JOB:
Locate all lines with the word "false". Copy them.

(Records from a dataset)
- - - - -

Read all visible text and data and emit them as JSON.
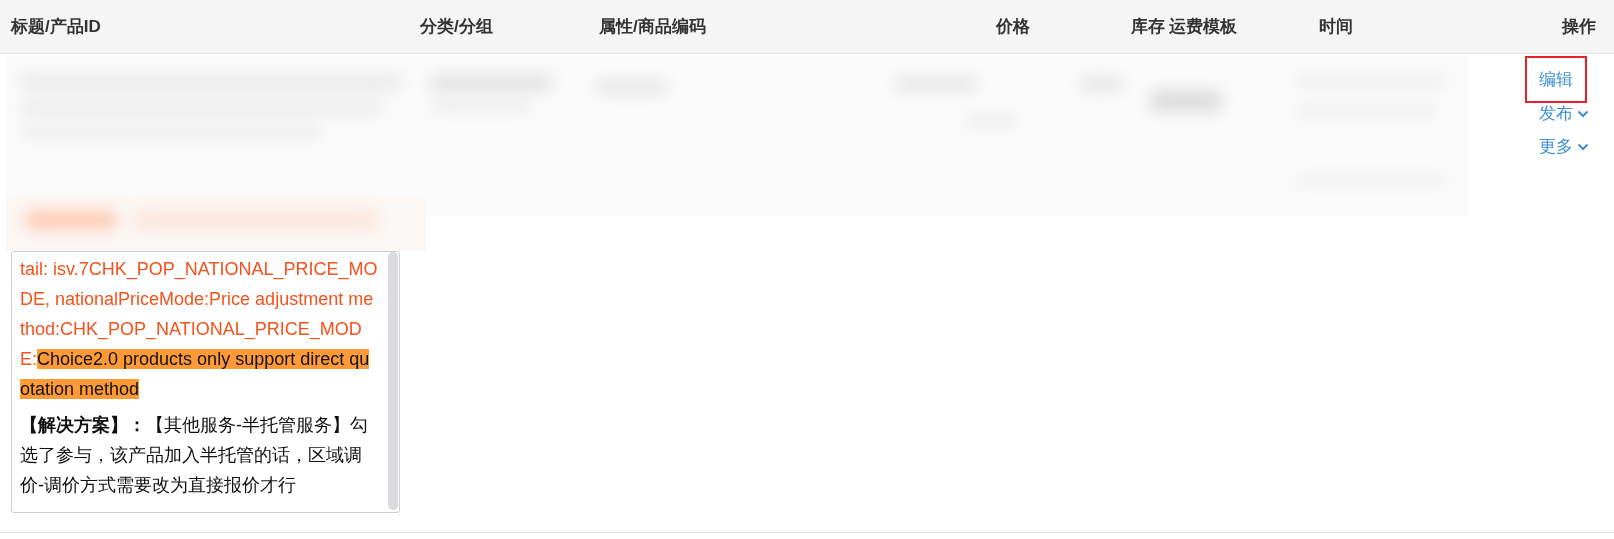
{
  "table": {
    "columns": [
      {
        "label": "标题/产品ID"
      },
      {
        "label": "分类/分组"
      },
      {
        "label": "属性/商品编码"
      },
      {
        "label": "价格"
      },
      {
        "label": "库存"
      },
      {
        "label": "运费模板"
      },
      {
        "label": "时间"
      },
      {
        "label": "操作"
      }
    ],
    "row": {
      "actions": [
        {
          "label": "编辑",
          "dropdown": false,
          "outlined": true
        },
        {
          "label": "发布",
          "dropdown": true,
          "outlined": false
        },
        {
          "label": "更多",
          "dropdown": true,
          "outlined": false
        }
      ]
    }
  },
  "error_popup": {
    "message": [
      {
        "text": "tail: isv.7CHK_POP_NATIONAL_PRICE_MODE, nationalPriceMode:Price adjustment method:CHK_POP_NATIONAL_PRICE_MODE:",
        "highlighted": false
      },
      {
        "text": "Choice2.0 products only support direct quotation method",
        "highlighted": true
      }
    ],
    "solution_label": "【解决方案】：",
    "solution_text": "【其他服务-半托管服务】勾选了参与，该产品加入半托管的话，区域调价-调价方式需要改为直接报价才行"
  }
}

- - - - -

TASK SOLUTION:
          "dropdown": false,
          "outlined": false
          "outlined": false
        "highlighted": false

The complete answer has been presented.